= Stated goal =
Transcribe all the entries word for word, but omit the images.

** Start Supplied data **

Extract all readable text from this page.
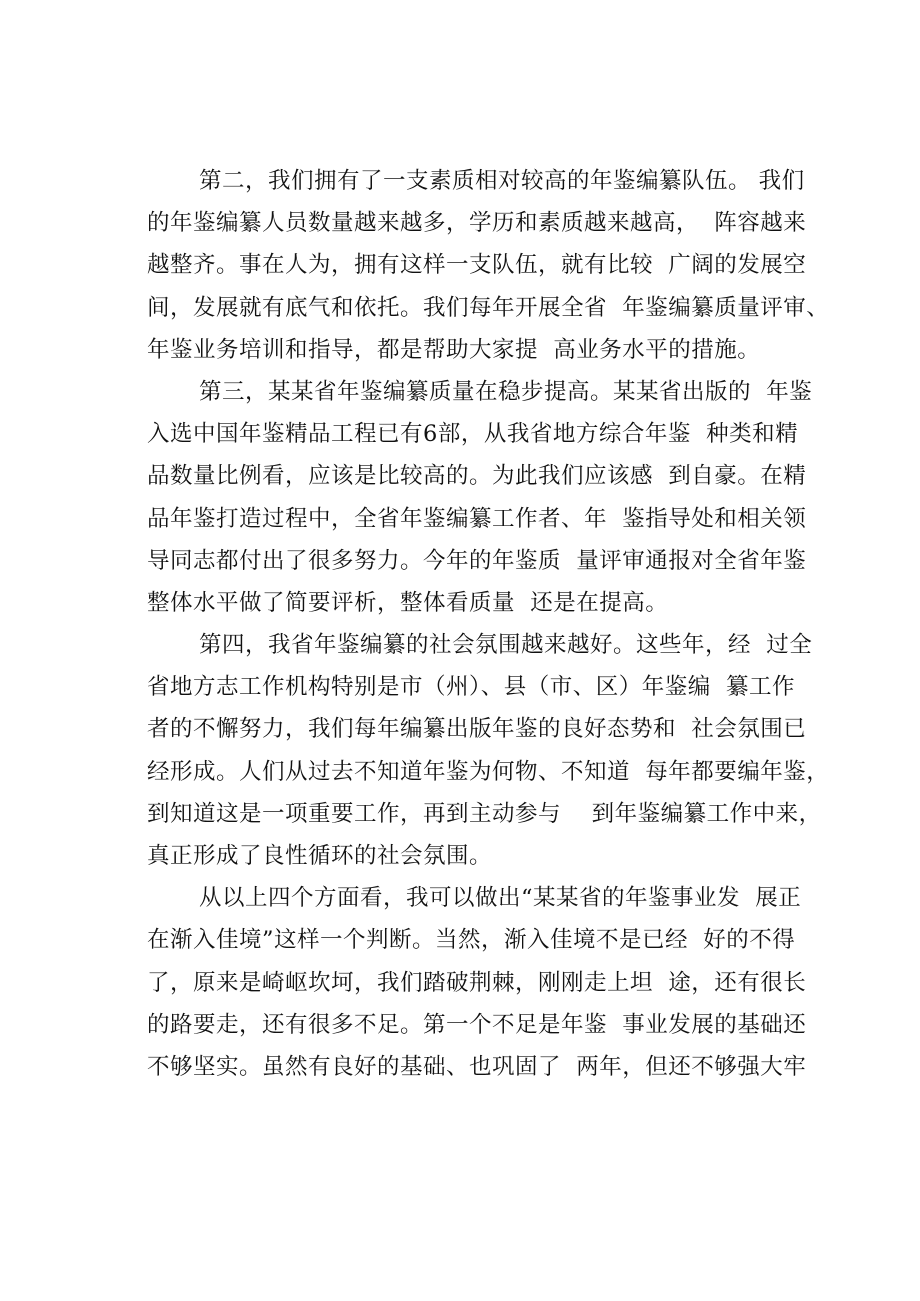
第二，我们拥有了一支素质相对较高的年鉴编纂队伍。 我们
的年鉴编纂人员数量越来越多，学历和素质越来越高，  阵容越来
越整齐。事在人为，拥有这样一支队伍，就有比较  广阔的发展空
间，发展就有底气和依托。我们每年开展全省  年鉴编纂质量评审、
年鉴业务培训和指导，都是帮助大家提  高业务水平的措施。
第三，某某省年鉴编纂质量在稳步提高。某某省出版的  年鉴
入选中国年鉴精品工程已有6部，从我省地方综合年鉴  种类和精
品数量比例看，应该是比较高的。为此我们应该感  到自豪。在精
品年鉴打造过程中，全省年鉴编纂工作者、年  鉴指导处和相关领
导同志都付出了很多努力。今年的年鉴质  量评审通报对全省年鉴
整体水平做了简要评析，整体看质量  还是在提高。
第四，我省年鉴编纂的社会氛围越来越好。这些年，经  过全
省地方志工作机构特别是市（州）、县（市、区）年鉴编  纂工作
者的不懈努力，我们每年编纂出版年鉴的良好态势和  社会氛围已
经形成。人们从过去不知道年鉴为何物、不知道  每年都要编年鉴，
到知道这是一项重要工作，再到主动参与    到年鉴编纂工作中来，
真正形成了良性循环的社会氛围。
从以上四个方面看，我可以做出“某某省的年鉴事业发  展正
在渐入佳境”这样一个判断。当然，渐入佳境不是已经  好的不得
了，原来是崎岖坎坷，我们踏破荆棘，刚刚走上坦  途，还有很长
的路要走，还有很多不足。第一个不足是年鉴  事业发展的基础还
不够坚实。虽然有良好的基础、也巩固了  两年，但还不够强大牢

** End Supplied data **

= Answer =
Extract all readable text from this page.
第二，我们拥有了一支素质相对较高的年鉴编纂队伍。 我们
的年鉴编纂人员数量越来越多，学历和素质越来越高，  阵容越来
越整齐。事在人为，拥有这样一支队伍，就有比较  广阔的发展空
间，发展就有底气和依托。我们每年开展全省  年鉴编纂质量评审、
年鉴业务培训和指导，都是帮助大家提  高业务水平的措施。
第三，某某省年鉴编纂质量在稳步提高。某某省出版的  年鉴
入选中国年鉴精品工程已有6部，从我省地方综合年鉴  种类和精
品数量比例看，应该是比较高的。为此我们应该感  到自豪。在精
品年鉴打造过程中，全省年鉴编纂工作者、年  鉴指导处和相关领
导同志都付出了很多努力。今年的年鉴质  量评审通报对全省年鉴
整体水平做了简要评析，整体看质量  还是在提高。
第四，我省年鉴编纂的社会氛围越来越好。这些年，经  过全
省地方志工作机构特别是市（州）、县（市、区）年鉴编  纂工作
者的不懈努力，我们每年编纂出版年鉴的良好态势和  社会氛围已
经形成。人们从过去不知道年鉴为何物、不知道  每年都要编年鉴，
到知道这是一项重要工作，再到主动参与    到年鉴编纂工作中来，
真正形成了良性循环的社会氛围。
从以上四个方面看，我可以做出“某某省的年鉴事业发  展正
在渐入佳境”这样一个判断。当然，渐入佳境不是已经  好的不得
了，原来是崎岖坎坷，我们踏破荆棘，刚刚走上坦  途，还有很长
的路要走，还有很多不足。第一个不足是年鉴  事业发展的基础还
不够坚实。虽然有良好的基础、也巩固了  两年，但还不够强大牢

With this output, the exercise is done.